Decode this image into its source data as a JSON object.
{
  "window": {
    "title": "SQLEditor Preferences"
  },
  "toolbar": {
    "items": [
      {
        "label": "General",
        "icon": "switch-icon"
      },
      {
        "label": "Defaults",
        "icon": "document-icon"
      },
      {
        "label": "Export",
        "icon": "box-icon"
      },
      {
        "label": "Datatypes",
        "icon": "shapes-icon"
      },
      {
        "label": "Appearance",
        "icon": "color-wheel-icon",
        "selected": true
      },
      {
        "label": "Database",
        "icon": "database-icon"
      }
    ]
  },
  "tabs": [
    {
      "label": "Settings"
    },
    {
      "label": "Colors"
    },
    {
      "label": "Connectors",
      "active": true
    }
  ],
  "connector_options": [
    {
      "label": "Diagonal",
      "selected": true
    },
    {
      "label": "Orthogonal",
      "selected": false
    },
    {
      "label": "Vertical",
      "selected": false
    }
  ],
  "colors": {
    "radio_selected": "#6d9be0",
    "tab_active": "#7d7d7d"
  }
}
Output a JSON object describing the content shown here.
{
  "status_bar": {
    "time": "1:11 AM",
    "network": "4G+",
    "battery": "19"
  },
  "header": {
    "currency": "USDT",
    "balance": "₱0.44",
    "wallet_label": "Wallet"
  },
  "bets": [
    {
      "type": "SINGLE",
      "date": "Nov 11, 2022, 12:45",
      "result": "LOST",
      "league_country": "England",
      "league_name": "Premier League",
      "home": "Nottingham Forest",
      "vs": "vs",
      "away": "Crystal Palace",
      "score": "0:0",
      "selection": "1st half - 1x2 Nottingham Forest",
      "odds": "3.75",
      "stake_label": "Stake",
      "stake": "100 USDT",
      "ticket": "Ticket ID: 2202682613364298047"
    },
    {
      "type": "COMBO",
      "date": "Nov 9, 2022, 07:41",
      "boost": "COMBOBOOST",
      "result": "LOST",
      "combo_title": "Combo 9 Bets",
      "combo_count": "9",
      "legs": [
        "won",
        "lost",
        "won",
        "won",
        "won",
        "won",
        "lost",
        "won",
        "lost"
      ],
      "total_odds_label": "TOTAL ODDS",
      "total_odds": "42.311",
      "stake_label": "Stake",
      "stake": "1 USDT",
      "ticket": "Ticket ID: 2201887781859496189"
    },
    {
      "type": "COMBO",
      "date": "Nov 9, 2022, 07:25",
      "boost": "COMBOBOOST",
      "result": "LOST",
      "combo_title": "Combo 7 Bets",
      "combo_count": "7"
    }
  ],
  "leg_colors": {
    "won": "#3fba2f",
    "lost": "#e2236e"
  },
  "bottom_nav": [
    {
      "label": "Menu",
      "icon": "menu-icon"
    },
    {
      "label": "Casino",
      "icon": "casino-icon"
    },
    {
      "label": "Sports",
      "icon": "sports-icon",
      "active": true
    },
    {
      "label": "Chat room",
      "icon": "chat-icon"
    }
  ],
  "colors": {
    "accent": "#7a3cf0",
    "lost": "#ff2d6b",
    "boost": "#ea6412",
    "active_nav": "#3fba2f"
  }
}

* * * * *

Exercise prompt. Show the data once more, exactly as it was written.

Final result.
Decode this image into its source data as a JSON object.
{
  "window": {
    "title": "SQLEditor Preferences"
  },
  "toolbar": {
    "items": [
      {
        "label": "General",
        "icon": "switch-icon"
      },
      {
        "label": "Defaults",
        "icon": "document-icon"
      },
      {
        "label": "Export",
        "icon": "box-icon"
      },
      {
        "label": "Datatypes",
        "icon": "shapes-icon"
      },
      {
        "label": "Appearance",
        "icon": "color-wheel-icon",
        "selected": true
      },
      {
        "label": "Database",
        "icon": "database-icon"
      }
    ]
  },
  "tabs": [
    {
      "label": "Settings"
    },
    {
      "label": "Colors"
    },
    {
      "label": "Connectors",
      "active": true
    }
  ],
  "connector_options": [
    {
      "label": "Diagonal",
      "selected": true
    },
    {
      "label": "Orthogonal",
      "selected": false
    },
    {
      "label": "Vertical",
      "selected": false
    }
  ],
  "colors": {
    "radio_selected": "#6d9be0",
    "tab_active": "#7d7d7d"
  }
}
Output a JSON object describing the content shown here.
{
  "status_bar": {
    "time": "1:11 AM",
    "network": "4G+",
    "battery": "19"
  },
  "header": {
    "currency": "USDT",
    "balance": "₱0.44",
    "wallet_label": "Wallet"
  },
  "bets": [
    {
      "type": "SINGLE",
      "date": "Nov 11, 2022, 12:45",
      "result": "LOST",
      "league_country": "England",
      "league_name": "Premier League",
      "home": "Nottingham Forest",
      "vs": "vs",
      "away": "Crystal Palace",
      "score": "0:0",
      "selection": "1st half - 1x2 Nottingham Forest",
      "odds": "3.75",
      "stake_label": "Stake",
      "stake": "100 USDT",
      "ticket": "Ticket ID: 2202682613364298047"
    },
    {
      "type": "COMBO",
      "date": "Nov 9, 2022, 07:41",
      "boost": "COMBOBOOST",
      "result": "LOST",
      "combo_title": "Combo 9 Bets",
      "combo_count": "9",
      "legs": [
        "won",
        "lost",
        "won",
        "won",
        "won",
        "won",
        "lost",
        "won",
        "lost"
      ],
      "total_odds_label": "TOTAL ODDS",
      "total_odds": "42.311",
      "stake_label": "Stake",
      "stake": "1 USDT",
      "ticket": "Ticket ID: 2201887781859496189"
    },
    {
      "type": "COMBO",
      "date": "Nov 9, 2022, 07:25",
      "boost": "COMBOBOOST",
      "result": "LOST",
      "combo_title": "Combo 7 Bets",
      "combo_count": "7"
    }
  ],
  "leg_colors": {
    "won": "#3fba2f",
    "lost": "#e2236e"
  },
  "bottom_nav": [
    {
      "label": "Menu",
      "icon": "menu-icon"
    },
    {
      "label": "Casino",
      "icon": "casino-icon"
    },
    {
      "label": "Sports",
      "icon": "sports-icon",
      "active": true
    },
    {
      "label": "Chat room",
      "icon": "chat-icon"
    }
  ],
  "colors": {
    "accent": "#7a3cf0",
    "lost": "#ff2d6b",
    "boost": "#ea6412",
    "active_nav": "#3fba2f"
  }
}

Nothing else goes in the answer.